◆ Task details: Set down the full listing exactly, character for character.

+++

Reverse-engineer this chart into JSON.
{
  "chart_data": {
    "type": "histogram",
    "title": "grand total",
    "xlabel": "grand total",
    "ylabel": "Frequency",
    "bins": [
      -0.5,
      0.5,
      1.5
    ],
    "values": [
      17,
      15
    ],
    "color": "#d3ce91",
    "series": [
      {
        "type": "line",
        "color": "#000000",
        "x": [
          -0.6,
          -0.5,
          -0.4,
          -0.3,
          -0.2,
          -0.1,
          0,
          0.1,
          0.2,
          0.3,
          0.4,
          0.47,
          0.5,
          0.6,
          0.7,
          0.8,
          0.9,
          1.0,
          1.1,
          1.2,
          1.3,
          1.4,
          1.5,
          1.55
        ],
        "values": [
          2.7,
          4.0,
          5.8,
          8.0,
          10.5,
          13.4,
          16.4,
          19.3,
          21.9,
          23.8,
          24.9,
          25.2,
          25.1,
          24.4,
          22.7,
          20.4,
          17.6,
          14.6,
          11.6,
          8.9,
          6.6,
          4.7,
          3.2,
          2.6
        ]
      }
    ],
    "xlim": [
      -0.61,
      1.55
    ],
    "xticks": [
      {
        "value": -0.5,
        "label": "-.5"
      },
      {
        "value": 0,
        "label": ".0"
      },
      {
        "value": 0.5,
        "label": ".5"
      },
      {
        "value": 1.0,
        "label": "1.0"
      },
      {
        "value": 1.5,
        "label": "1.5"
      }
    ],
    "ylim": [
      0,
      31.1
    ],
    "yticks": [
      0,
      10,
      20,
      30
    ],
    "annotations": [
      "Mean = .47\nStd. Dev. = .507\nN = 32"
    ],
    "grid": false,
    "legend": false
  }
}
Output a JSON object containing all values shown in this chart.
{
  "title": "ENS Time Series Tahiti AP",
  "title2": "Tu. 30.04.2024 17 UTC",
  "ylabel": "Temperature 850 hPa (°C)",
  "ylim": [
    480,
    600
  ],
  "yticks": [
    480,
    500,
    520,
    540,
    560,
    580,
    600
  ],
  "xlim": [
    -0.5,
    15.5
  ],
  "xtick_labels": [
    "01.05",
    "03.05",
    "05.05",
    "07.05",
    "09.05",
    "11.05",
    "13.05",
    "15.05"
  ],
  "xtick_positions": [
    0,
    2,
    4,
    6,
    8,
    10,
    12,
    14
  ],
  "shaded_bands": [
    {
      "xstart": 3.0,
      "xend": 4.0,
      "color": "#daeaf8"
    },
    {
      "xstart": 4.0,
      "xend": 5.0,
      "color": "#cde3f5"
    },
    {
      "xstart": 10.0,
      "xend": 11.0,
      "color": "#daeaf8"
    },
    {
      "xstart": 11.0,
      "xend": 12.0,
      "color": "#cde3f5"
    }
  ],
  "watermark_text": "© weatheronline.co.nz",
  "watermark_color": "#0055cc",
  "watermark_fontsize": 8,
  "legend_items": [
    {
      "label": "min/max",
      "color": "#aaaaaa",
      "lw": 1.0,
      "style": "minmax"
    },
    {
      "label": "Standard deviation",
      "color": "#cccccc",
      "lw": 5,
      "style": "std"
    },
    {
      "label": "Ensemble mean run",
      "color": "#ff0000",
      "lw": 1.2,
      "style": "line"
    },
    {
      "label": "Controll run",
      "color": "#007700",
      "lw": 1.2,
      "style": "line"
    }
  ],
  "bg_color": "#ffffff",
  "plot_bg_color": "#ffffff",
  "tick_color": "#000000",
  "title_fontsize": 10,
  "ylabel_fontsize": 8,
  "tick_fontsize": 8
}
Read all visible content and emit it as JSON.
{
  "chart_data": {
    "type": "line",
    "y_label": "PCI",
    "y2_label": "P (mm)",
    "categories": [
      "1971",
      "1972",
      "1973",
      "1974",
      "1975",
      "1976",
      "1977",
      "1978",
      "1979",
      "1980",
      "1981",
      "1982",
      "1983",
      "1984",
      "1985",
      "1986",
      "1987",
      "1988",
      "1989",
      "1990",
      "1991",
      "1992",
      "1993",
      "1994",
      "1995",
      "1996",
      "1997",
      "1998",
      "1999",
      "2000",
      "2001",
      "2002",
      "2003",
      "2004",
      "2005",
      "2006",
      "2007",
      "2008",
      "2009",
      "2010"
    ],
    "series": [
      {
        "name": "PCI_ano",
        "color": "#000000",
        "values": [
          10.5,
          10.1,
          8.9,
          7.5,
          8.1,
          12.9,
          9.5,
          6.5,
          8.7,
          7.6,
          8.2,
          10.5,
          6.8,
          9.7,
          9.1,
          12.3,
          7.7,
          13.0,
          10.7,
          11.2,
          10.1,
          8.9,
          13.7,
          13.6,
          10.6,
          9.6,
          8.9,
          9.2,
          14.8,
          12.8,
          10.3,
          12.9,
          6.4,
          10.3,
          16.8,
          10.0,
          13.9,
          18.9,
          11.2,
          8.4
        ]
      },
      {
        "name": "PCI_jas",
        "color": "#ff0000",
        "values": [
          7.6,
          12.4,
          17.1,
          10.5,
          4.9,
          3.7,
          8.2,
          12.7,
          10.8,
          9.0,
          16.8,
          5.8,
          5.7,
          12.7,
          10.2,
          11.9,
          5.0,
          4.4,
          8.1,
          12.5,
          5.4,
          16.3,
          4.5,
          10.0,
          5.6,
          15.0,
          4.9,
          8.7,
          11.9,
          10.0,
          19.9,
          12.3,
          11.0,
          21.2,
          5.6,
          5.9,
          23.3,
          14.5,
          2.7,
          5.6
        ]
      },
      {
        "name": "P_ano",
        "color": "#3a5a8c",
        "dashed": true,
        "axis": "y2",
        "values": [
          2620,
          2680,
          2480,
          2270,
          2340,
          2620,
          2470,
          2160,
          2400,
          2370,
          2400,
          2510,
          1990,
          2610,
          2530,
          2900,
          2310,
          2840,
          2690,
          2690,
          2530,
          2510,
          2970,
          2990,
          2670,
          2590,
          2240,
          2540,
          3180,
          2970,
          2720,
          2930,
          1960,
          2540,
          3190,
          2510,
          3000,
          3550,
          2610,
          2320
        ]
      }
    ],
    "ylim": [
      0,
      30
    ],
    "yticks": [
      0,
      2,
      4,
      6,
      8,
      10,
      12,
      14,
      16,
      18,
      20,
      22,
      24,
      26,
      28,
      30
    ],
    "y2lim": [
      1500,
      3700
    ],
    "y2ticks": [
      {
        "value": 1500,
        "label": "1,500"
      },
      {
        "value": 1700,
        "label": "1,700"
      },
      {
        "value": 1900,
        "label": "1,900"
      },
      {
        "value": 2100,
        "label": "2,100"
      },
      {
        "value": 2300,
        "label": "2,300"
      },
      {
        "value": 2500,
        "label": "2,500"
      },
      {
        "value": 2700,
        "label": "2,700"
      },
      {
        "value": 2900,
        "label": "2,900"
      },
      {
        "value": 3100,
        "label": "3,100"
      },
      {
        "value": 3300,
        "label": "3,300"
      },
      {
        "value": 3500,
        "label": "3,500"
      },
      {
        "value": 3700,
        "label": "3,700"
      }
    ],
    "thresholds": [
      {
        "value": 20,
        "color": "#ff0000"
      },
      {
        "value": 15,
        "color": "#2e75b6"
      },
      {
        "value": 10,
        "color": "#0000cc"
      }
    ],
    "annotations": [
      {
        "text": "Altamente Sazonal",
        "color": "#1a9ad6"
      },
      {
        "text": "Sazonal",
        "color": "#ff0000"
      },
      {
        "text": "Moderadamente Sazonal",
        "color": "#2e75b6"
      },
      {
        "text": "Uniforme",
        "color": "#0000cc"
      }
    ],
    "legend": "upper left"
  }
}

+++

◆ The output:
Reverse-engineer this chart into JSON.
{
  "chart_data": {
    "type": "histogram",
    "title": "grand total",
    "xlabel": "grand total",
    "ylabel": "Frequency",
    "bins": [
      -0.5,
      0.5,
      1.5
    ],
    "values": [
      17,
      15
    ],
    "color": "#d3ce91",
    "series": [
      {
        "type": "line",
        "color": "#000000",
        "x": [
          -0.6,
          -0.5,
          -0.4,
          -0.3,
          -0.2,
          -0.1,
          0,
          0.1,
          0.2,
          0.3,
          0.4,
          0.47,
          0.5,
          0.6,
          0.7,
          0.8,
          0.9,
          1.0,
          1.1,
          1.2,
          1.3,
          1.4,
          1.5,
          1.55
        ],
        "values": [
          2.7,
          4.0,
          5.8,
          8.0,
          10.5,
          13.4,
          16.4,
          19.3,
          21.9,
          23.8,
          24.9,
          25.2,
          25.1,
          24.4,
          22.7,
          20.4,
          17.6,
          14.6,
          11.6,
          8.9,
          6.6,
          4.7,
          3.2,
          2.6
        ]
      }
    ],
    "xlim": [
      -0.61,
      1.55
    ],
    "xticks": [
      {
        "value": -0.5,
        "label": "-.5"
      },
      {
        "value": 0,
        "label": ".0"
      },
      {
        "value": 0.5,
        "label": ".5"
      },
      {
        "value": 1.0,
        "label": "1.0"
      },
      {
        "value": 1.5,
        "label": "1.5"
      }
    ],
    "ylim": [
      0,
      31.1
    ],
    "yticks": [
      0,
      10,
      20,
      30
    ],
    "annotations": [
      "Mean = .47\nStd. Dev. = .507\nN = 32"
    ],
    "grid": false,
    "legend": false
  }
}
Output a JSON object containing all values shown in this chart.
{
  "title": "ENS Time Series Tahiti AP",
  "title2": "Tu. 30.04.2024 17 UTC",
  "ylabel": "Temperature 850 hPa (°C)",
  "ylim": [
    480,
    600
  ],
  "yticks": [
    480,
    500,
    520,
    540,
    560,
    580,
    600
  ],
  "xlim": [
    -0.5,
    15.5
  ],
  "xtick_labels": [
    "01.05",
    "03.05",
    "05.05",
    "07.05",
    "09.05",
    "11.05",
    "13.05",
    "15.05"
  ],
  "xtick_positions": [
    0,
    2,
    4,
    6,
    8,
    10,
    12,
    14
  ],
  "shaded_bands": [
    {
      "xstart": 3.0,
      "xend": 4.0,
      "color": "#daeaf8"
    },
    {
      "xstart": 4.0,
      "xend": 5.0,
      "color": "#cde3f5"
    },
    {
      "xstart": 10.0,
      "xend": 11.0,
      "color": "#daeaf8"
    },
    {
      "xstart": 11.0,
      "xend": 12.0,
      "color": "#cde3f5"
    }
  ],
  "watermark_text": "© weatheronline.co.nz",
  "watermark_color": "#0055cc",
  "watermark_fontsize": 8,
  "legend_items": [
    {
      "label": "min/max",
      "color": "#aaaaaa",
      "lw": 1.0,
      "style": "minmax"
    },
    {
      "label": "Standard deviation",
      "color": "#cccccc",
      "lw": 5,
      "style": "std"
    },
    {
      "label": "Ensemble mean run",
      "color": "#ff0000",
      "lw": 1.2,
      "style": "line"
    },
    {
      "label": "Controll run",
      "color": "#007700",
      "lw": 1.2,
      "style": "line"
    }
  ],
  "bg_color": "#ffffff",
  "plot_bg_color": "#ffffff",
  "tick_color": "#000000",
  "title_fontsize": 10,
  "ylabel_fontsize": 8,
  "tick_fontsize": 8
}
Read all visible content and emit it as JSON.
{
  "chart_data": {
    "type": "line",
    "y_label": "PCI",
    "y2_label": "P (mm)",
    "categories": [
      "1971",
      "1972",
      "1973",
      "1974",
      "1975",
      "1976",
      "1977",
      "1978",
      "1979",
      "1980",
      "1981",
      "1982",
      "1983",
      "1984",
      "1985",
      "1986",
      "1987",
      "1988",
      "1989",
      "1990",
      "1991",
      "1992",
      "1993",
      "1994",
      "1995",
      "1996",
      "1997",
      "1998",
      "1999",
      "2000",
      "2001",
      "2002",
      "2003",
      "2004",
      "2005",
      "2006",
      "2007",
      "2008",
      "2009",
      "2010"
    ],
    "series": [
      {
        "name": "PCI_ano",
        "color": "#000000",
        "values": [
          10.5,
          10.1,
          8.9,
          7.5,
          8.1,
          12.9,
          9.5,
          6.5,
          8.7,
          7.6,
          8.2,
          10.5,
          6.8,
          9.7,
          9.1,
          12.3,
          7.7,
          13.0,
          10.7,
          11.2,
          10.1,
          8.9,
          13.7,
          13.6,
          10.6,
          9.6,
          8.9,
          9.2,
          14.8,
          12.8,
          10.3,
          12.9,
          6.4,
          10.3,
          16.8,
          10.0,
          13.9,
          18.9,
          11.2,
          8.4
        ]
      },
      {
        "name": "PCI_jas",
        "color": "#ff0000",
        "values": [
          7.6,
          12.4,
          17.1,
          10.5,
          4.9,
          3.7,
          8.2,
          12.7,
          10.8,
          9.0,
          16.8,
          5.8,
          5.7,
          12.7,
          10.2,
          11.9,
          5.0,
          4.4,
          8.1,
          12.5,
          5.4,
          16.3,
          4.5,
          10.0,
          5.6,
          15.0,
          4.9,
          8.7,
          11.9,
          10.0,
          19.9,
          12.3,
          11.0,
          21.2,
          5.6,
          5.9,
          23.3,
          14.5,
          2.7,
          5.6
        ]
      },
      {
        "name": "P_ano",
        "color": "#3a5a8c",
        "dashed": true,
        "axis": "y2",
        "values": [
          2620,
          2680,
          2480,
          2270,
          2340,
          2620,
          2470,
          2160,
          2400,
          2370,
          2400,
          2510,
          1990,
          2610,
          2530,
          2900,
          2310,
          2840,
          2690,
          2690,
          2530,
          2510,
          2970,
          2990,
          2670,
          2590,
          2240,
          2540,
          3180,
          2970,
          2720,
          2930,
          1960,
          2540,
          3190,
          2510,
          3000,
          3550,
          2610,
          2320
        ]
      }
    ],
    "ylim": [
      0,
      30
    ],
    "yticks": [
      0,
      2,
      4,
      6,
      8,
      10,
      12,
      14,
      16,
      18,
      20,
      22,
      24,
      26,
      28,
      30
    ],
    "y2lim": [
      1500,
      3700
    ],
    "y2ticks": [
      {
        "value": 1500,
        "label": "1,500"
      },
      {
        "value": 1700,
        "label": "1,700"
      },
      {
        "value": 1900,
        "label": "1,900"
      },
      {
        "value": 2100,
        "label": "2,100"
      },
      {
        "value": 2300,
        "label": "2,300"
      },
      {
        "value": 2500,
        "label": "2,500"
      },
      {
        "value": 2700,
        "label": "2,700"
      },
      {
        "value": 2900,
        "label": "2,900"
      },
      {
        "value": 3100,
        "label": "3,100"
      },
      {
        "value": 3300,
        "label": "3,300"
      },
      {
        "value": 3500,
        "label": "3,500"
      },
      {
        "value": 3700,
        "label": "3,700"
      }
    ],
    "thresholds": [
      {
        "value": 20,
        "color": "#ff0000"
      },
      {
        "value": 15,
        "color": "#2e75b6"
      },
      {
        "value": 10,
        "color": "#0000cc"
      }
    ],
    "annotations": [
      {
        "text": "Altamente Sazonal",
        "color": "#1a9ad6"
      },
      {
        "text": "Sazonal",
        "color": "#ff0000"
      },
      {
        "text": "Moderadamente Sazonal",
        "color": "#2e75b6"
      },
      {
        "text": "Uniforme",
        "color": "#0000cc"
      }
    ],
    "legend": "upper left"
  }
}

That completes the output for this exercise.